Stated exercise 1:
Answer these questions about the SPARC vs MC68040 thread:
(a) What is the fastest Dhrystone 2.1 figure reported for SPARC?
(b) Which company's 25 Mhz 68040 VME card is mentioned?
(c) What VAX mips figure is claimed for that card?
Stated exercise 2: Continue the SPARC vs MC68040 thread in a few sentences, starting right after its last line.

Passage:
[comp.arch] SPARC vs MC68040

davet@oakhill.UUCP (David Trissel) (02/11/90)

In article <1850@cbnewsi.ATT.COM> ca@cbnewsi.ATT.COM (christopher.arnone) writes:
>
>Initial information about the 040 indicate that it will be faster than
>the SPARC at 25Mhz.  Of course, this remains to be seen.

The fastest Dhrystone 2.1 I have seen reported for SPARC (obtained from the 
report file delivered with the 4/89 Usenet distribution of the benchmark) is 
23,148 KDhrys. The MC68040 runs that benchmark at twice the speed.

 -- Dave Trissel - Motorola Semiconductor, Austin Texas

jkrueger@dgis.dtic.dla.mil (Jon) (02/12/90)

davet@oakhill.UUCP (David Trissel) writes:

>The fastest Dhrystone 2.1 I have seen reported for SPARC (obtained from the 
>report file delivered with the 4/89 Usenet distribution of the benchmark) is 
>23,148 KDhrys. The MC68040 runs that benchmark at twice the speed.

Inside Moto or elsewhere?  What compiler?

-- Jon
-- 
Jonathan Krueger    jkrueger@dtic.dla.mil   uunet!dgis!jkrueger
The Philip Morris Companies, Inc: without question the strongest
and best argument for an anti-flag-waving amendment.

wbeebe@rtmvax.UUCP (Bill Beebe) (02/12/90)

In article <2938@oakhill.UUCP> davet@oakhill.UUCP (David Trissel) writes:
>
>The fastest Dhrystone 2.1 I have seen reported for SPARC (obtained from the 
>report file delivered with the 4/89 Usenet distribution of the benchmark) is 
>23,148 KDhrys. The MC68040 runs that benchmark at twice the speed.
>
> -- Dave Trissel - Motorola Semiconductor, Austin Texas

Protestations aside, nothing will lend truth to the Moto numbers until some
independant non-Moto numbers come back from *real* working silicon and
systems. To re-quote a very tired old paraphrase, "there are lies, damn
lies, and then there are vendor benchmarks". I am intriqued by Heurikon's
(please forgive the spelling) 25 Mhz 68040 VME card in which they claim
only 14 or so VAX mips. Questions: what is the correspondance between VAX
mips and 040 mips (is it 1:1?); what board level architecture did Heurikon
use on their board?

Element placement data:
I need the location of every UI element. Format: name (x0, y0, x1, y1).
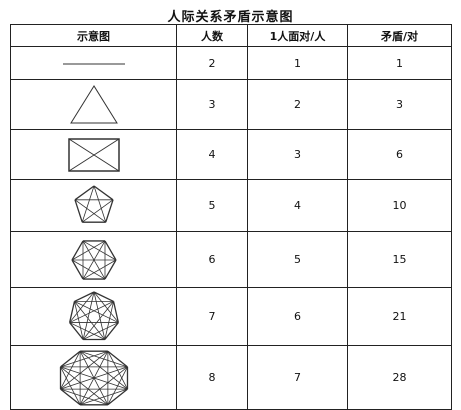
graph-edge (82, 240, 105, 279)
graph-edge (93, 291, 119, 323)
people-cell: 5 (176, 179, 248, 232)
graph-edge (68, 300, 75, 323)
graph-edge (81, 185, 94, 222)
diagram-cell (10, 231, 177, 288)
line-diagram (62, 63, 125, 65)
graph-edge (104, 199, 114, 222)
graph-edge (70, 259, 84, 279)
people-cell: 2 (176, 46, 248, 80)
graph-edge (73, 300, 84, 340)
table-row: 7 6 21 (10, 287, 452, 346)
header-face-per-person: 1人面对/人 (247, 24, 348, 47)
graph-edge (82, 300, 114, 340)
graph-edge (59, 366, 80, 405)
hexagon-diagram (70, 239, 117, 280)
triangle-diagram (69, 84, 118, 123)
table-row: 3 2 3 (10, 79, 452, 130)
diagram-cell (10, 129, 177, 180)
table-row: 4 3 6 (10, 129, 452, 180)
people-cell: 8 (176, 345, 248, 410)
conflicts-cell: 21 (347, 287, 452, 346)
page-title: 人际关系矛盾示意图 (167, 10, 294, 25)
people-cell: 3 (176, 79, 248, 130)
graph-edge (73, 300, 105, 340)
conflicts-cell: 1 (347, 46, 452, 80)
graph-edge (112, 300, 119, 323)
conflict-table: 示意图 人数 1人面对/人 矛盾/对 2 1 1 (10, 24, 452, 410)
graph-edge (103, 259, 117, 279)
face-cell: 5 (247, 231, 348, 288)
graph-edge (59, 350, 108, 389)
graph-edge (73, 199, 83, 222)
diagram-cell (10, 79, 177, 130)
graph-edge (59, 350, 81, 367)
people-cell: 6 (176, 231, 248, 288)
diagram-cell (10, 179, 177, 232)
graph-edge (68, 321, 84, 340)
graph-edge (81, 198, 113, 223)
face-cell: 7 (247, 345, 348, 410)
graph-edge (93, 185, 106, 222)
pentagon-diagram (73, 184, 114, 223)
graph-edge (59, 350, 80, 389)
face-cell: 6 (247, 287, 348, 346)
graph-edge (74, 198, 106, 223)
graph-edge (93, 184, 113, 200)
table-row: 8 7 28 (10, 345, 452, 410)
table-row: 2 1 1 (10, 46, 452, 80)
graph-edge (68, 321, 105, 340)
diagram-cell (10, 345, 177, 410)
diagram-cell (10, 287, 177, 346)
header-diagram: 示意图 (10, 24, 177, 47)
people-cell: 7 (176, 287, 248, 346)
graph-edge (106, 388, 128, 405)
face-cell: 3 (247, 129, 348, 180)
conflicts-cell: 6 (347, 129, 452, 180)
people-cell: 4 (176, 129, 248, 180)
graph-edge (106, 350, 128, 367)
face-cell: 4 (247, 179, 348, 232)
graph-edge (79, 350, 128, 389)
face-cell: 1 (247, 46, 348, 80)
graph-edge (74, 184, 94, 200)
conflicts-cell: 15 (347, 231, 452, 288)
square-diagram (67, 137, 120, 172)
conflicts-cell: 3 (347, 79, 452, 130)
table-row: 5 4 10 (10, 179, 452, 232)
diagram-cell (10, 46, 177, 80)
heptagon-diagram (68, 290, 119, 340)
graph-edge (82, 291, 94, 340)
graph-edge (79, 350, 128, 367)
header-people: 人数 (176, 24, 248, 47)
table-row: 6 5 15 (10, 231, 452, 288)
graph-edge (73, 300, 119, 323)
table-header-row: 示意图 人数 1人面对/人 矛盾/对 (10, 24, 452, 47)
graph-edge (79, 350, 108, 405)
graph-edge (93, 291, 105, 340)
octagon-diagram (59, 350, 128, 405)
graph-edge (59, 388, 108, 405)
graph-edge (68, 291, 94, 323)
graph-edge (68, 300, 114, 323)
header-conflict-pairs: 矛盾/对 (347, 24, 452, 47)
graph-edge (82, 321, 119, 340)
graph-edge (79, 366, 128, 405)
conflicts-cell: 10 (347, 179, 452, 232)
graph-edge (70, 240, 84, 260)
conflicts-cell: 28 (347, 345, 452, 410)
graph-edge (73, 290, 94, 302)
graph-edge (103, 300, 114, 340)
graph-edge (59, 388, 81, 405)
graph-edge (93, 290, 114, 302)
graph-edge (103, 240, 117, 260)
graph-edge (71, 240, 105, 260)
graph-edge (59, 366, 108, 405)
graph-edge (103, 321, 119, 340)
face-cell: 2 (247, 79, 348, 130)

Right answer 1:
(a) 23,148 KDhrys
(b) Heurikon's
(c) 14 or so VAX mips

Right answer 2:
Something else that's interesting. In the February 7th Microprocessor
Report, page 4, under new SPEC numbers, a Moto system with a 33 Mhz 88K came
up with a 17.8 SPECmark. Congratulations. However, the article goes on to
note that the 88K SPECmark was only 1% over the SPARC's 17.6 SPECmark (as
well as the MIPS). I would be most interested to see SPECmarks for the
Heurikon board (or any other system) running the 040 at 25 Mhz or even 33
Mhz.

The old Chinese curse has indeed come true. We do indeed live in interesting
times.

mash@mips.COM (John Mashey) (02/12/90)

In article <3085@rtmvax.UUCP> wbeebe@rtmvax.UUCP (Bill Beebe) writes:
>In article <2938@oakhill.UUCP> davet@oakhill.UUCP (David Trissel) writes:
>>
>>The fastest Dhrystone 2.1 I have seen reported for SPARC (obtained from the 
>>report file delivered with the 4/89 Usenet distribution of the benchmark) is 
>>23,148 KDhrys. The MC68040 runs that benchmark at twice the speed.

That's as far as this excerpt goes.